> **EXERCISE**: Select the lines of the records containing the word "ciao" and list them.

--- START OF DATA ROWS ---

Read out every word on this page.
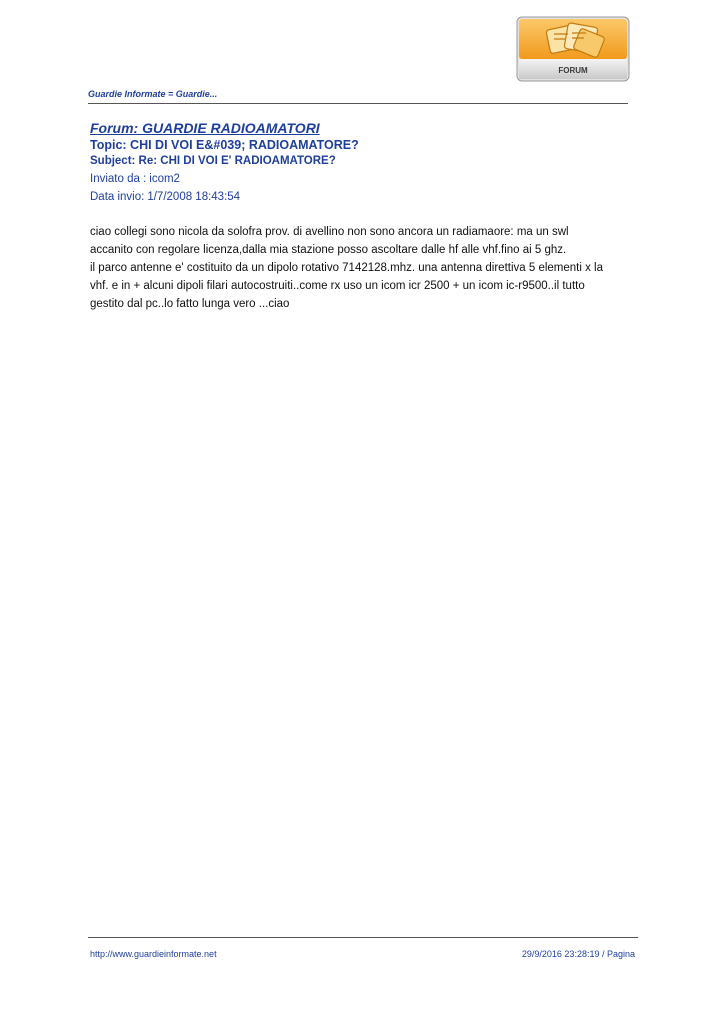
FORUM
Guardie Informate = Guardie...
Forum: GUARDIE RADIOAMATORI
Topic: CHI DI VOI E&#039; RADIOAMATORE?
Subject: Re: CHI DI VOI E' RADIOAMATORE?
Inviato da : icom2
Data invio: 1/7/2008 18:43:54
ciao collegi sono nicola da solofra prov. di avellino non sono ancora un radiamaore: ma un swl
accanito con regolare licenza,dalla mia stazione posso ascoltare dalle hf alle vhf.fino ai 5 ghz.
il parco antenne e' costituito da un dipolo rotativo 7142128.mhz. una antenna direttiva 5 elementi x la
vhf. e in + alcuni dipoli filari autocostruiti..come rx uso un icom icr 2500 + un icom ic-r9500..il tutto
gestito dal pc..lo fatto lunga vero ...ciao
http://www.guardieinformate.net	29/9/2016 23:28:19 / Pagina
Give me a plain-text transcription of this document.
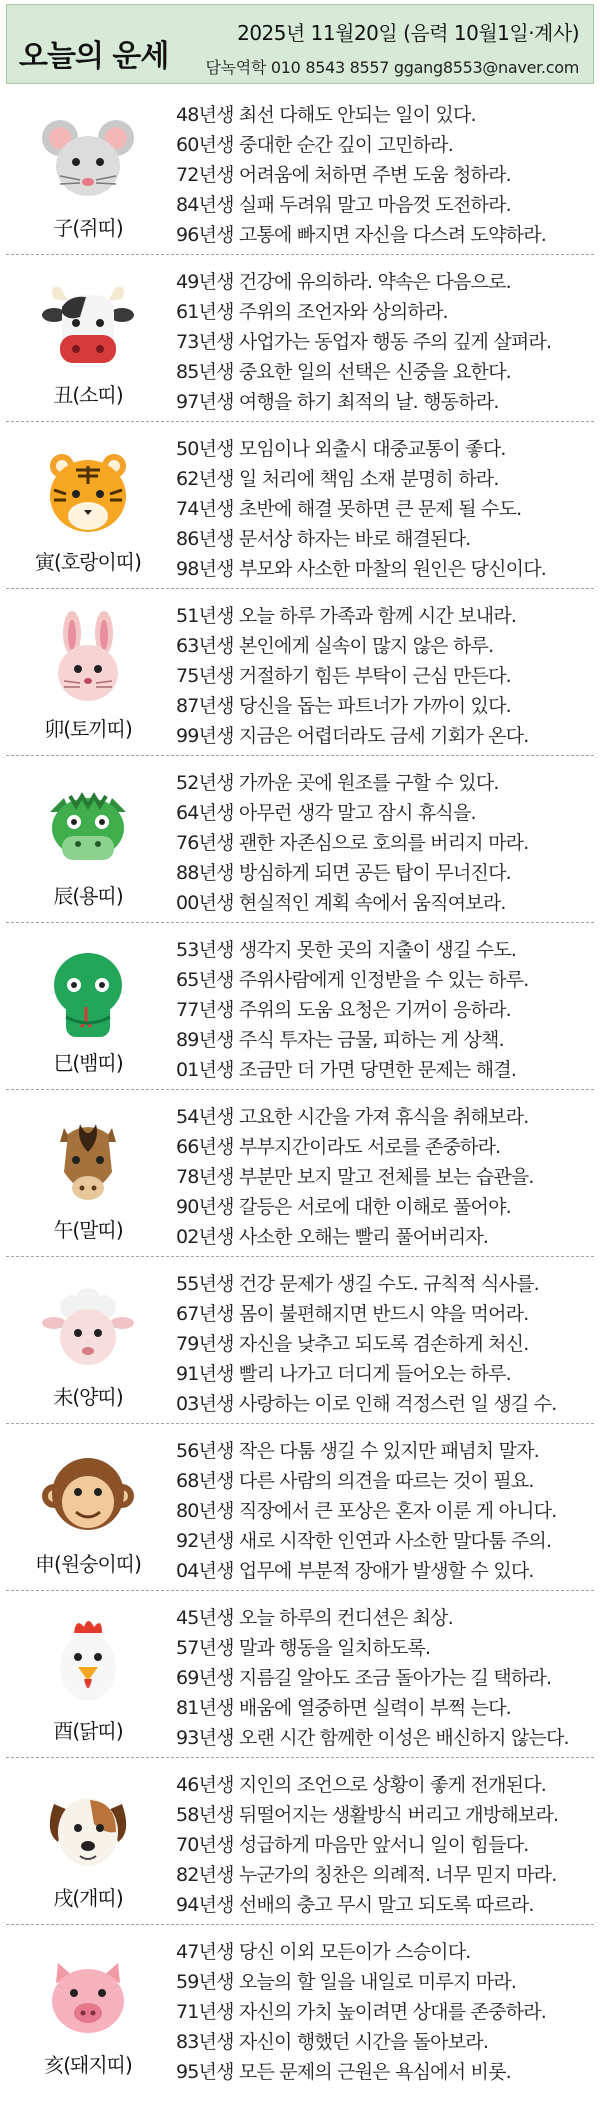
오늘의 운세
2025년 11월20일 (음력 10월1일·계사)
담녹역학 010 8543 8557 ggang8553@naver.com
子(쥐띠)
48년생 최선 다해도 안되는 일이 있다.
60년생 중대한 순간 깊이 고민하라.
72년생 어려움에 처하면 주변 도움 청하라.
84년생 실패 두려워 말고 마음껏 도전하라.
96년생 고통에 빠지면 자신을 다스려 도약하라.
丑(소띠)
49년생 건강에 유의하라. 약속은 다음으로.
61년생 주위의 조언자와 상의하라.
73년생 사업가는 동업자 행동 주의 깊게 살펴라.
85년생 중요한 일의 선택은 신중을 요한다.
97년생 여행을 하기 최적의 날. 행동하라.
寅(호랑이띠)
50년생 모임이나 외출시 대중교통이 좋다.
62년생 일 처리에 책임 소재 분명히 하라.
74년생 초반에 해결 못하면 큰 문제 될 수도.
86년생 문서상 하자는 바로 해결된다.
98년생 부모와 사소한 마찰의 원인은 당신이다.
卯(토끼띠)
51년생 오늘 하루 가족과 함께 시간 보내라.
63년생 본인에게 실속이 많지 않은 하루.
75년생 거절하기 힘든 부탁이 근심 만든다.
87년생 당신을 돕는 파트너가 가까이 있다.
99년생 지금은 어렵더라도 금세 기회가 온다.
辰(용띠)
52년생 가까운 곳에 원조를 구할 수 있다.
64년생 아무런 생각 말고 잠시 휴식을.
76년생 괜한 자존심으로 호의를 버리지 마라.
88년생 방심하게 되면 공든 탑이 무너진다.
00년생 현실적인 계획 속에서 움직여보라.
巳(뱀띠)
53년생 생각지 못한 곳의 지출이 생길 수도.
65년생 주위사람에게 인정받을 수 있는 하루.
77년생 주위의 도움 요청은 기꺼이 응하라.
89년생 주식 투자는 금물, 피하는 게 상책.
01년생 조금만 더 가면 당면한 문제는 해결.
午(말띠)
54년생 고요한 시간을 가져 휴식을 취해보라.
66년생 부부지간이라도 서로를 존중하라.
78년생 부분만 보지 말고 전체를 보는 습관을.
90년생 갈등은 서로에 대한 이해로 풀어야.
02년생 사소한 오해는 빨리 풀어버리자.
未(양띠)
55년생 건강 문제가 생길 수도. 규칙적 식사를.
67년생 몸이 불편해지면 반드시 약을 먹어라.
79년생 자신을 낮추고 되도록 겸손하게 처신.
91년생 빨리 나가고 더디게 들어오는 하루.
03년생 사랑하는 이로 인해 걱정스런 일 생길 수.
申(원숭이띠)
56년생 작은 다툼 생길 수 있지만 패념치 말자.
68년생 다른 사람의 의견을 따르는 것이 필요.
80년생 직장에서 큰 포상은 혼자 이룬 게 아니다.
92년생 새로 시작한 인연과 사소한 말다툼 주의.
04년생 업무에 부분적 장애가 발생할 수 있다.
酉(닭띠)
45년생 오늘 하루의 컨디션은 최상.
57년생 말과 행동을 일치하도록.
69년생 지름길 알아도 조금 돌아가는 길 택하라.
81년생 배움에 열중하면 실력이 부쩍 는다.
93년생 오랜 시간 함께한 이성은 배신하지 않는다.
戌(개띠)
46년생 지인의 조언으로 상황이 좋게 전개된다.
58년생 뒤떨어지는 생활방식 버리고 개방해보라.
70년생 성급하게 마음만 앞서니 일이 힘들다.
82년생 누군가의 칭찬은 의례적. 너무 믿지 마라.
94년생 선배의 충고 무시 말고 되도록 따르라.
亥(돼지띠)
47년생 당신 이외 모든이가 스승이다.
59년생 오늘의 할 일을 내일로 미루지 마라.
71년생 자신의 가치 높이려면 상대를 존중하라.
83년생 자신이 행했던 시간을 돌아보라.
95년생 모든 문제의 근원은 욕심에서 비롯.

--- END OF DATA ROWS ---

> **REPLY**:
ciao collegi sono nicola da solofra prov. di avellino non sono ancora un radiamaore: ma un swl
gestito dal pc..lo fatto lunga vero ...ciao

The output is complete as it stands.